What you need to do: Determine how many lines contain the string "Kalmar". Respond with that number and nothing more.

Dataset rows about figures
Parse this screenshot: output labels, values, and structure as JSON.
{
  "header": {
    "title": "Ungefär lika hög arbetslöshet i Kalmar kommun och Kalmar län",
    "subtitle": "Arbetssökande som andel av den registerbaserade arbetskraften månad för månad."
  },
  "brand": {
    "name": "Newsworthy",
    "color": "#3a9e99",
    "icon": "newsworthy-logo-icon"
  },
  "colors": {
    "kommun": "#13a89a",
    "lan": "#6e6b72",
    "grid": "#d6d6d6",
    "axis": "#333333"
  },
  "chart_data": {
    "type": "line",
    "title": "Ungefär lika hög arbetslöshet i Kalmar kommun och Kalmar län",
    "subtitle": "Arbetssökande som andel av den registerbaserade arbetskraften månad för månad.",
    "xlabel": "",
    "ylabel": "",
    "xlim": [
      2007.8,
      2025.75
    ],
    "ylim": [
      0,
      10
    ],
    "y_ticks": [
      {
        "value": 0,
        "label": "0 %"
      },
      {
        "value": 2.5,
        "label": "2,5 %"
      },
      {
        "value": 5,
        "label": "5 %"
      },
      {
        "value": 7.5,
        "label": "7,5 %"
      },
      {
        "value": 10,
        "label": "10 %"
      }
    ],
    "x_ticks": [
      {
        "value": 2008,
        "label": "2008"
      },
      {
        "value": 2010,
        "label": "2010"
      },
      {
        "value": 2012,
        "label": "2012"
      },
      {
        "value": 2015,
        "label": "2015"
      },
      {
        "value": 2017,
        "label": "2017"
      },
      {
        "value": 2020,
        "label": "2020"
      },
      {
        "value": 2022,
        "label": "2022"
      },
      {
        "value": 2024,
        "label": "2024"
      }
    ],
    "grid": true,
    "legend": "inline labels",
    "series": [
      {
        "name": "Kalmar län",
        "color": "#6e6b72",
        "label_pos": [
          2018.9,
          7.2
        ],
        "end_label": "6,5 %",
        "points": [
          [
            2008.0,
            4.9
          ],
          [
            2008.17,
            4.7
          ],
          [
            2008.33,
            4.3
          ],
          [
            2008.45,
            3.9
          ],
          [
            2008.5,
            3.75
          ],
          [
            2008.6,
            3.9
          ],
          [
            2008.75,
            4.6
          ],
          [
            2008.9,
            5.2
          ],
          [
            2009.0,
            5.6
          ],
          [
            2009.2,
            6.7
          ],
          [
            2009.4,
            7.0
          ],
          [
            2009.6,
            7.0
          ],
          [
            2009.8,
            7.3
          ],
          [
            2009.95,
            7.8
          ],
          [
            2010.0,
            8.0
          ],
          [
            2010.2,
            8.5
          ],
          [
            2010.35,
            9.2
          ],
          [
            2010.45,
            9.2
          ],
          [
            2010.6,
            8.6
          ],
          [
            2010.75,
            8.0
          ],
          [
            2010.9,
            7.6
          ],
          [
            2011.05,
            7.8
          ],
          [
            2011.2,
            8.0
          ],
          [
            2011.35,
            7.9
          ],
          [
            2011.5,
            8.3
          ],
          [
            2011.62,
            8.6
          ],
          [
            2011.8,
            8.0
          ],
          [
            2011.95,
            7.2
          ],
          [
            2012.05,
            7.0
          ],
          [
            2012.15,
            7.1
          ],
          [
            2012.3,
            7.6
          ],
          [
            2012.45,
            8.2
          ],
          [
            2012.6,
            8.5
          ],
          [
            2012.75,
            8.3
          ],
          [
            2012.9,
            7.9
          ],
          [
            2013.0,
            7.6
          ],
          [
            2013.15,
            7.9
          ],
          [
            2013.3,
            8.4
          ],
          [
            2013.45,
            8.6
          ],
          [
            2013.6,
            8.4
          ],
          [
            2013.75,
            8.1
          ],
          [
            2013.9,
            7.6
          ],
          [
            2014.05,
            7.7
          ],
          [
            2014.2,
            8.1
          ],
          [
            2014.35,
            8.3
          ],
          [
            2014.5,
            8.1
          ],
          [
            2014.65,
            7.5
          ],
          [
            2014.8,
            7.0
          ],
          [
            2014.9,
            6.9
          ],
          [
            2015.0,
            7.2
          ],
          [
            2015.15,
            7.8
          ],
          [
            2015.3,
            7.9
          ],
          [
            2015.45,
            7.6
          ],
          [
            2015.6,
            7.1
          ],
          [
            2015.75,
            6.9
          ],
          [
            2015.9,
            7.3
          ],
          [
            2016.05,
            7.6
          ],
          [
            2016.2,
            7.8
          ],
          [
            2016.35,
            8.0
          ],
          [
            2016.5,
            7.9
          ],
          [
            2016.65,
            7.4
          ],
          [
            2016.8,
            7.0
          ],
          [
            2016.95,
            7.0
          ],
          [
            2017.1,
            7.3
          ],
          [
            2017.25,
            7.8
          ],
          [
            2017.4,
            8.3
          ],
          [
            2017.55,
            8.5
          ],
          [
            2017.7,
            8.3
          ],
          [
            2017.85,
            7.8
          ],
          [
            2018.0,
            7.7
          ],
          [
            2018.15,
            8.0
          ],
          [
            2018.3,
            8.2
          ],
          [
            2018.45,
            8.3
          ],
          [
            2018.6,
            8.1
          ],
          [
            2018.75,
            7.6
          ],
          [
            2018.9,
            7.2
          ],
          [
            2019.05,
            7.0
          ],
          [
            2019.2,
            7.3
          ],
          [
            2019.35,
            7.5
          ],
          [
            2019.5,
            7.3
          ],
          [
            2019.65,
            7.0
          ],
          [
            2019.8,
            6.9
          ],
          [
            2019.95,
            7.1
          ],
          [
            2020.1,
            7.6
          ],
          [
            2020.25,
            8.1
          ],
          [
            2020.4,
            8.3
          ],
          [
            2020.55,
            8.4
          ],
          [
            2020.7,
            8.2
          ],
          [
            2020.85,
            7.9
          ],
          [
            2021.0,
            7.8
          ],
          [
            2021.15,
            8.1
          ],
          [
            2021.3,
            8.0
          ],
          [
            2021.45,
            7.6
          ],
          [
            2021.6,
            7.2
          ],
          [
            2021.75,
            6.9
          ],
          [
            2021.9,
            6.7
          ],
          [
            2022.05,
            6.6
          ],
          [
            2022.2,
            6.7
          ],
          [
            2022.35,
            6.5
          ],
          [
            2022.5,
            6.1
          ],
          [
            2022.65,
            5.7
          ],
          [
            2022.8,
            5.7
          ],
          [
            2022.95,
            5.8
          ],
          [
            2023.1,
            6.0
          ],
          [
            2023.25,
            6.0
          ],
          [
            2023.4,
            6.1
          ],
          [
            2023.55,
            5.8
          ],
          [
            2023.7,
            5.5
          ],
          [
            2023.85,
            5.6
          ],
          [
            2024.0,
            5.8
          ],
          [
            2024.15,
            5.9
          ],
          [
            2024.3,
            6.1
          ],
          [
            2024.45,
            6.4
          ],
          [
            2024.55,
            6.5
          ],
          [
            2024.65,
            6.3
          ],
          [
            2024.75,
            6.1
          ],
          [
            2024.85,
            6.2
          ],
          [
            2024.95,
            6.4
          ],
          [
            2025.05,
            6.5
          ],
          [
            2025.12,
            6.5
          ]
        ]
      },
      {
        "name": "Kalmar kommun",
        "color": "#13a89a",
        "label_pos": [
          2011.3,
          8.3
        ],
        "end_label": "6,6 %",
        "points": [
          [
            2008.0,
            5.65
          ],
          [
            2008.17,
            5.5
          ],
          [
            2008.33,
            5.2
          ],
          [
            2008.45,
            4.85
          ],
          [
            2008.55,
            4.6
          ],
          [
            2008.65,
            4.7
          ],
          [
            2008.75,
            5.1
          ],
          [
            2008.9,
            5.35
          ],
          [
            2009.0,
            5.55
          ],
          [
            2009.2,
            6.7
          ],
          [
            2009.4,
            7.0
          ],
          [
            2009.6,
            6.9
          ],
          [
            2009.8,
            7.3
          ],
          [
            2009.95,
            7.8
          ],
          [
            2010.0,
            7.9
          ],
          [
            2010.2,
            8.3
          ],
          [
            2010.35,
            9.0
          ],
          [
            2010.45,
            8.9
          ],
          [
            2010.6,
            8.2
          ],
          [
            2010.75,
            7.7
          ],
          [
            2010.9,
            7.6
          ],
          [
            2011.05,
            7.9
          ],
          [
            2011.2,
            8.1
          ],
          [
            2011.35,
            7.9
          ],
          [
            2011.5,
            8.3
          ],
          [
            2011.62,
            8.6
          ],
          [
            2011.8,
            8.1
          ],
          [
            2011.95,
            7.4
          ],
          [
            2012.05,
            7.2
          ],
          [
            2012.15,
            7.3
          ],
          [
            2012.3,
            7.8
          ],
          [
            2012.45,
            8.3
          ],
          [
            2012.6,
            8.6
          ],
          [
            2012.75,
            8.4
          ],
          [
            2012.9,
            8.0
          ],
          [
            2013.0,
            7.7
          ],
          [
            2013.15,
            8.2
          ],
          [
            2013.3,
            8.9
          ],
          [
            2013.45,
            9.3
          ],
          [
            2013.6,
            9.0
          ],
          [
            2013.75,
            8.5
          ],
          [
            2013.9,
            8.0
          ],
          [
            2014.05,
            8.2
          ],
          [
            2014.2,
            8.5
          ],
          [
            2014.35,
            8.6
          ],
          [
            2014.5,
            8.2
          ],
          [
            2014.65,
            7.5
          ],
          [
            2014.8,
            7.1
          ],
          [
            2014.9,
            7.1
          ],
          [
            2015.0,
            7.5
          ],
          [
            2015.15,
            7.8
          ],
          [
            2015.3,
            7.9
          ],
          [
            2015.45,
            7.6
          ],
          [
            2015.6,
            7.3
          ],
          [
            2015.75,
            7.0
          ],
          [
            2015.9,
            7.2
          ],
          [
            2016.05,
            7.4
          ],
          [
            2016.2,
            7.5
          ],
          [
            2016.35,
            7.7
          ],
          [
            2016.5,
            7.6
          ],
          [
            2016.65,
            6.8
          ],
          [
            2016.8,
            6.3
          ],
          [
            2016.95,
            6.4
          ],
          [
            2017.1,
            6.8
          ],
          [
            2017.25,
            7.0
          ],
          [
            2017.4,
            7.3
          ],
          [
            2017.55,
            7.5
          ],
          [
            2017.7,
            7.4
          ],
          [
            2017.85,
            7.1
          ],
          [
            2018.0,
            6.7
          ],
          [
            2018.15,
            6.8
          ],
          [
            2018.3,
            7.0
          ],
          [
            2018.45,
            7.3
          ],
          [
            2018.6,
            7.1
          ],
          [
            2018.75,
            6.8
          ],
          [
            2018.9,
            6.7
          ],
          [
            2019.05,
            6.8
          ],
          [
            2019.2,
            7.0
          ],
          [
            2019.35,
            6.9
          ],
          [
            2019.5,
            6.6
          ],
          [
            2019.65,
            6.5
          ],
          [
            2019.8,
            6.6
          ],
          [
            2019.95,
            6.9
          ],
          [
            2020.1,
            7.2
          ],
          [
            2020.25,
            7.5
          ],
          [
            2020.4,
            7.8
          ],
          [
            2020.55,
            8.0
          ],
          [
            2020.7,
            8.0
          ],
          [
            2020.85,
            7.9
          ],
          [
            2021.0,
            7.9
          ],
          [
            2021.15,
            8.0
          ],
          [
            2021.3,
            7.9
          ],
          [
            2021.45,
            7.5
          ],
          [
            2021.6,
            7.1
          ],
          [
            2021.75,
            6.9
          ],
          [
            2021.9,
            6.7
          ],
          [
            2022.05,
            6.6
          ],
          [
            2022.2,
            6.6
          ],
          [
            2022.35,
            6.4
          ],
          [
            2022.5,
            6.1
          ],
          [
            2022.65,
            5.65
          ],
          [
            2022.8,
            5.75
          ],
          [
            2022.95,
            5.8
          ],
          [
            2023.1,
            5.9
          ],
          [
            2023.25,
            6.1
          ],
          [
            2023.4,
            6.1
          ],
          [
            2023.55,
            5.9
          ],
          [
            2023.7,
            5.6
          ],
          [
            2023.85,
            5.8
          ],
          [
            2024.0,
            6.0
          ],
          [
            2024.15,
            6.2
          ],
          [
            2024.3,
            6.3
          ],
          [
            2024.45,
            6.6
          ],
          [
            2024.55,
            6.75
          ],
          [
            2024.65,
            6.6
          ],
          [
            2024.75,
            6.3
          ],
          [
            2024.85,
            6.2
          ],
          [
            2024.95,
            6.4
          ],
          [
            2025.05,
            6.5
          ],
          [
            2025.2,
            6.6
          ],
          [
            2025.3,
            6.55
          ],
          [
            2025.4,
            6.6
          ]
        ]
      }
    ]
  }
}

Written solution: 4